EXERCISE DIRECTIONS
Identify all lines below that hold "color" and collect them.

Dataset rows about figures
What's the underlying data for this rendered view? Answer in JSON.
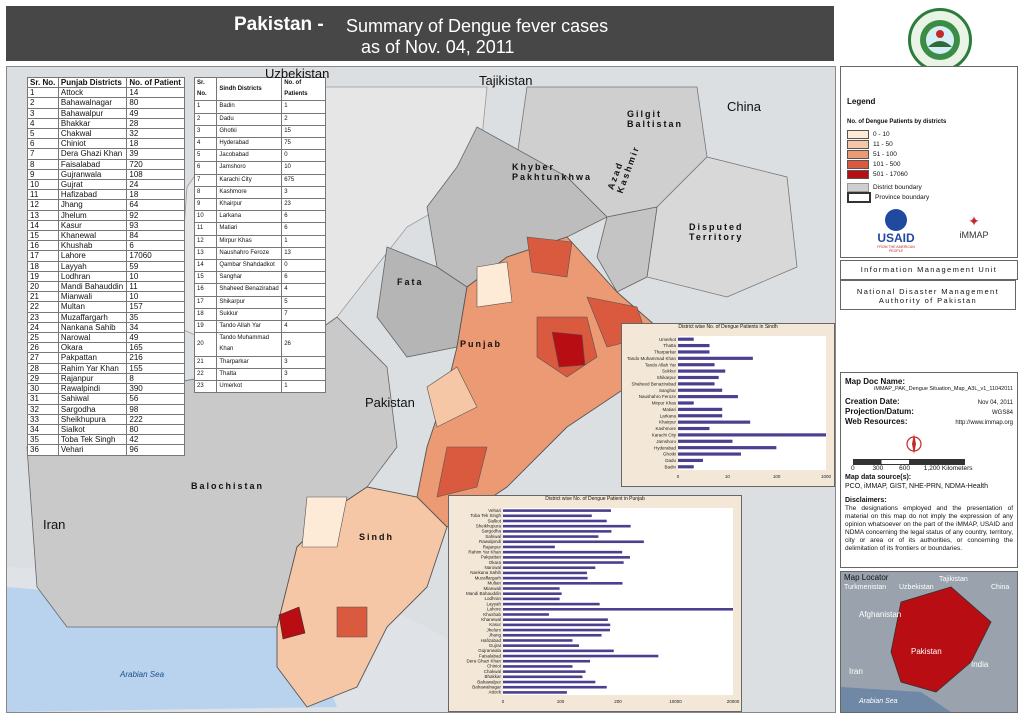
{
  "title": {
    "main": "Pakistan -",
    "sub1": "Summary of Dengue fever cases",
    "sub2": "as of Nov. 04, 2011"
  },
  "logo": {
    "top_text": "PAKISTAN",
    "bottom_text": "NDMA"
  },
  "punjab_table": {
    "headers": [
      "Sr. No.",
      "Punjab Districts",
      "No. of Patient"
    ],
    "rows": [
      [
        "1",
        "Attock",
        "14"
      ],
      [
        "2",
        "Bahawalnagar",
        "80"
      ],
      [
        "3",
        "Bahawalpur",
        "49"
      ],
      [
        "4",
        "Bhakkar",
        "28"
      ],
      [
        "5",
        "Chakwal",
        "32"
      ],
      [
        "6",
        "Chiniot",
        "18"
      ],
      [
        "7",
        "Dera Ghazi Khan",
        "39"
      ],
      [
        "8",
        "Faisalabad",
        "720"
      ],
      [
        "9",
        "Gujranwala",
        "108"
      ],
      [
        "10",
        "Gujrat",
        "24"
      ],
      [
        "11",
        "Hafizabad",
        "18"
      ],
      [
        "12",
        "Jhang",
        "64"
      ],
      [
        "13",
        "Jhelum",
        "92"
      ],
      [
        "14",
        "Kasur",
        "93"
      ],
      [
        "15",
        "Khanewal",
        "84"
      ],
      [
        "16",
        "Khushab",
        "6"
      ],
      [
        "17",
        "Lahore",
        "17060"
      ],
      [
        "18",
        "Layyah",
        "59"
      ],
      [
        "19",
        "Lodhran",
        "10"
      ],
      [
        "20",
        "Mandi Bahauddin",
        "11"
      ],
      [
        "21",
        "Mianwali",
        "10"
      ],
      [
        "22",
        "Multan",
        "157"
      ],
      [
        "23",
        "Muzaffargarh",
        "35"
      ],
      [
        "24",
        "Nankana Sahib",
        "34"
      ],
      [
        "25",
        "Narowal",
        "49"
      ],
      [
        "26",
        "Okara",
        "165"
      ],
      [
        "27",
        "Pakpattan",
        "216"
      ],
      [
        "28",
        "Rahim Yar Khan",
        "155"
      ],
      [
        "29",
        "Rajanpur",
        "8"
      ],
      [
        "30",
        "Rawalpindi",
        "390"
      ],
      [
        "31",
        "Sahiwal",
        "56"
      ],
      [
        "32",
        "Sargodha",
        "98"
      ],
      [
        "33",
        "Sheikhupura",
        "222"
      ],
      [
        "34",
        "Sialkot",
        "80"
      ],
      [
        "35",
        "Toba Tek Singh",
        "42"
      ],
      [
        "36",
        "Vehari",
        "96"
      ]
    ]
  },
  "sindh_table": {
    "headers": [
      "Sr. No.",
      "Sindh Districts",
      "No. of Patients"
    ],
    "rows": [
      [
        "1",
        "Badin",
        "1"
      ],
      [
        "2",
        "Dadu",
        "2"
      ],
      [
        "3",
        "Ghotki",
        "15"
      ],
      [
        "4",
        "Hyderabad",
        "75"
      ],
      [
        "5",
        "Jacobabad",
        "0"
      ],
      [
        "6",
        "Jamshoro",
        "10"
      ],
      [
        "7",
        "Karachi City",
        "675"
      ],
      [
        "8",
        "Kashmore",
        "3"
      ],
      [
        "9",
        "Khairpur",
        "23"
      ],
      [
        "10",
        "Larkana",
        "6"
      ],
      [
        "11",
        "Matiari",
        "6"
      ],
      [
        "12",
        "Mirpur Khas",
        "1"
      ],
      [
        "13",
        "Naushahro Feroze",
        "13"
      ],
      [
        "14",
        "Qambar Shahdadkot",
        "0"
      ],
      [
        "15",
        "Sanghar",
        "6"
      ],
      [
        "16",
        "Shaheed Benazirabad",
        "4"
      ],
      [
        "17",
        "Shikarpur",
        "5"
      ],
      [
        "18",
        "Sukkur",
        "7"
      ],
      [
        "19",
        "Tando Allah Yar",
        "4"
      ],
      [
        "20",
        "Tando Muhammad Khan",
        "26"
      ],
      [
        "21",
        "Tharparkar",
        "3"
      ],
      [
        "22",
        "Thatta",
        "3"
      ],
      [
        "23",
        "Umerkot",
        "1"
      ]
    ]
  },
  "map_labels": {
    "uzbekistan": "Uzbekistan",
    "tajikistan": "Tajikistan",
    "china": "China",
    "iran": "Iran",
    "pakistan": "Pakistan",
    "arabian_sea": "Arabian Sea",
    "gilgit": "Gilgit Baltistan",
    "kpk": "Khyber Pakhtunkhwa",
    "ajk": "Azad Kashmir",
    "disputed": "Disputed Territory",
    "fata": "Fata",
    "punjab": "Punjab",
    "balochistan": "Balochistan",
    "sindh": "Sindh"
  },
  "legend": {
    "title": "Legend",
    "subtitle": "No. of Dengue Patients by districts",
    "classes": [
      {
        "label": "0 - 10",
        "color": "#fdebd8"
      },
      {
        "label": "11 - 50",
        "color": "#f5c7a6"
      },
      {
        "label": "51 - 100",
        "color": "#eb9a74"
      },
      {
        "label": "101 - 500",
        "color": "#d95a3e"
      },
      {
        "label": "501 - 17060",
        "color": "#b80d12"
      }
    ],
    "district_boundary": "District boundary",
    "province_boundary": "Province boundary"
  },
  "partners": {
    "usaid": "USAID",
    "usaid_tag": "FROM THE AMERICAN PEOPLE",
    "immap": "iMMAP"
  },
  "info_unit": "Information Management Unit",
  "ndma": "National Disaster Management Authority of Pakistan",
  "map_doc": {
    "name_label": "Map Doc Name:",
    "name": "iMMAP_PAK_Dengue Situation_Map_A3L_v1_11042011",
    "creation_label": "Creation Date:",
    "creation": "Nov 04, 2011",
    "projection_label": "Projection/Datum:",
    "projection": "WGS84",
    "web_label": "Web Resources:",
    "web": "http://www.immap.org"
  },
  "scale": {
    "ticks": [
      "0",
      "300",
      "600",
      "1,200 Kilometers"
    ]
  },
  "sources": {
    "label": "Map data source(s):",
    "text": "PCO, iMMAP, GIST, NHE-PRN, NDMA-Health"
  },
  "disclaimers": {
    "label": "Disclaimers:",
    "text": "The designations employed and the presentation of material on this map do not imply the expression of any opinion whatsoever on the part of the iMMAP, USAID and NDMA concerning the legal status of any country, territory, city or area or of its authorities, or concerning the delimitation of its frontiers or boundaries."
  },
  "locator": {
    "label": "Map Locator",
    "tajikistan": "Tajikistan",
    "china": "China",
    "uzbekistan": "Uzbekistan",
    "turkmenistan": "Turkmenistan",
    "afghanistan": "Afghanistan",
    "pakistan": "Pakistan",
    "iran": "Iran",
    "india": "India",
    "arabian_sea": "Arabian Sea"
  },
  "chart_data": [
    {
      "type": "bar",
      "title": "District wise No. of Dengue Patients in Sindh",
      "categories": [
        "Umerkot",
        "Thatta",
        "Tharparkar",
        "Tando Muhammad Khan",
        "Tando Allah Yar",
        "Sukkur",
        "Shikarpur",
        "Shaheed Benazirabad",
        "Sanghar",
        "Naushahro Feroze",
        "Mirpur Khas",
        "Matiari",
        "Larkana",
        "Khairpur",
        "Kashmore",
        "Karachi City",
        "Jamshoro",
        "Hyderabad",
        "Ghotki",
        "Dadu",
        "Badin"
      ],
      "values": [
        1,
        3,
        3,
        26,
        4,
        7,
        5,
        4,
        6,
        13,
        1,
        6,
        6,
        23,
        3,
        675,
        10,
        75,
        15,
        2,
        1
      ],
      "x_ticks": [
        "0",
        "10",
        "100",
        "1000"
      ],
      "xscale": "log"
    },
    {
      "type": "bar",
      "title": "District wise No. of Dengue Patient in Punjab",
      "categories": [
        "Vehari",
        "Toba Tek Singh",
        "Sialkot",
        "Sheikhupura",
        "Sargodha",
        "Sahiwal",
        "Rawalpindi",
        "Rajanpur",
        "Rahim Yar Khan",
        "Pakpattan",
        "Okara",
        "Narowal",
        "Nankana Sahib",
        "Muzaffargarh",
        "Multan",
        "Mianwali",
        "Mandi Bahauddin",
        "Lodhran",
        "Layyah",
        "Lahore",
        "Khushab",
        "Khanewal",
        "Kasur",
        "Jhelum",
        "Jhang",
        "Hafizabad",
        "Gujrat",
        "Gujranwala",
        "Faisalabad",
        "Dera Ghazi Khan",
        "Chiniot",
        "Chakwal",
        "Bhakkar",
        "Bahawalpur",
        "Bahawalnagar",
        "Attock"
      ],
      "values": [
        96,
        42,
        80,
        222,
        98,
        56,
        390,
        8,
        155,
        216,
        165,
        49,
        34,
        35,
        157,
        10,
        11,
        10,
        59,
        17060,
        6,
        84,
        93,
        92,
        64,
        18,
        24,
        108,
        720,
        39,
        18,
        32,
        28,
        49,
        80,
        14
      ],
      "x_ticks": [
        "0",
        "100",
        "200",
        "10000",
        "20000"
      ],
      "xscale": "log"
    }
  ]
}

ANSWER BELOW
        "color": "#fdebd8"
        "color": "#f5c7a6"
        "color": "#eb9a74"
        "color": "#d95a3e"
        "color": "#b80d12"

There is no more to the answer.